• _YOUR OBJECTIVE_:
Wherever the word "onset" appears in the entries, copy the whole line.

• _SUPPLIED INFORMATION_:
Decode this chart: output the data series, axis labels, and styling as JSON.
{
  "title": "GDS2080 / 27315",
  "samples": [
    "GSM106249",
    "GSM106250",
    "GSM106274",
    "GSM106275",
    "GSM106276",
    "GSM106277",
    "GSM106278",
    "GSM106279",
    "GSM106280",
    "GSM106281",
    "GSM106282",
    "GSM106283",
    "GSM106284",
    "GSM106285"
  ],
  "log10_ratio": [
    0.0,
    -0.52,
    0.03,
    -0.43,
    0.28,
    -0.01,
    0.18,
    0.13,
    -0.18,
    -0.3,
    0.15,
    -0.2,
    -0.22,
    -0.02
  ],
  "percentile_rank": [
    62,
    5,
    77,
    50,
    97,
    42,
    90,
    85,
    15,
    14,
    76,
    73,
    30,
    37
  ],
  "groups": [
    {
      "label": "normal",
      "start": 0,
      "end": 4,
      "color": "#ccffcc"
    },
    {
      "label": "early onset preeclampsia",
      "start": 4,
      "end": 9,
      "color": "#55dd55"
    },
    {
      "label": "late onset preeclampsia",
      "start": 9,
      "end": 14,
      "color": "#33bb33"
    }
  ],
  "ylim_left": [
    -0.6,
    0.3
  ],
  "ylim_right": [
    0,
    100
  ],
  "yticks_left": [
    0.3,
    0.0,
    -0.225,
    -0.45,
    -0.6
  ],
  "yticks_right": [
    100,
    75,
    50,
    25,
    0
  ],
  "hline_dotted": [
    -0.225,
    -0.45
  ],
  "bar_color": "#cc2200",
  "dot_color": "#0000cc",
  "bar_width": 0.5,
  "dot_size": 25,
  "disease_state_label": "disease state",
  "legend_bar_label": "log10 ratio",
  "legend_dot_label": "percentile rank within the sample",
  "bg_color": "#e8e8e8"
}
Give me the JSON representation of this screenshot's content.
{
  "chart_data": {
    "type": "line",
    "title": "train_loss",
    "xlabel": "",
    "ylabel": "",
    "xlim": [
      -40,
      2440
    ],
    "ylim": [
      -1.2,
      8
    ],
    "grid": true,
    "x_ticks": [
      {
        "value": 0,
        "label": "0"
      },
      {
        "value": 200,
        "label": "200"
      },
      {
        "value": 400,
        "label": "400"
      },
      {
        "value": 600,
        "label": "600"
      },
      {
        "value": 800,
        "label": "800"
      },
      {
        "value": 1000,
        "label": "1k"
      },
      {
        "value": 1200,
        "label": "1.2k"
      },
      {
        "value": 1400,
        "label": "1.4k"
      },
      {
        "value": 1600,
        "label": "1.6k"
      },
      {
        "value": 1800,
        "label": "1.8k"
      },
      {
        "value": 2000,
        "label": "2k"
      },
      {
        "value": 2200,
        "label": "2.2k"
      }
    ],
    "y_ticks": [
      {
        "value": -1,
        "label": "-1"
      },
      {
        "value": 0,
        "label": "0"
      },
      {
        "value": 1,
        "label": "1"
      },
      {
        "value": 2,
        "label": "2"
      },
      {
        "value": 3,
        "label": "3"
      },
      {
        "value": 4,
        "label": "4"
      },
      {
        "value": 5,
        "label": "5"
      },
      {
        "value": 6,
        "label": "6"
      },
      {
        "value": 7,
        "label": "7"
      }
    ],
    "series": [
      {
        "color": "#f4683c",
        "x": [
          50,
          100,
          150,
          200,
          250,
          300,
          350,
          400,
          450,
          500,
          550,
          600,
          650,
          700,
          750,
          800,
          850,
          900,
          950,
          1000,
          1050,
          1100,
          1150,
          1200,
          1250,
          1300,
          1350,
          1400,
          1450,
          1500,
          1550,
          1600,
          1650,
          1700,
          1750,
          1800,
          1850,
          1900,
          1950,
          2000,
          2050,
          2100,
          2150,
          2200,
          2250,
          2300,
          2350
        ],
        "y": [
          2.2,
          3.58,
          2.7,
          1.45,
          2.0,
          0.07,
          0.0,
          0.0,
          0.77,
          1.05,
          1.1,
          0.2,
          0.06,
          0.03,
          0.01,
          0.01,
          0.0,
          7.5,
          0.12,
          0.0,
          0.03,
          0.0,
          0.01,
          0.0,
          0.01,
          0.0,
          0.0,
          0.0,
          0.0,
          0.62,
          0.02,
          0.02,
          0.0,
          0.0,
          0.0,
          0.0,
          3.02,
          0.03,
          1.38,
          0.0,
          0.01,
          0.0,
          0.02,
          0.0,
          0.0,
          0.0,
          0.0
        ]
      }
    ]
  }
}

• _SOLUTION_:
      "label": "early onset preeclampsia",
      "label": "late onset preeclampsia",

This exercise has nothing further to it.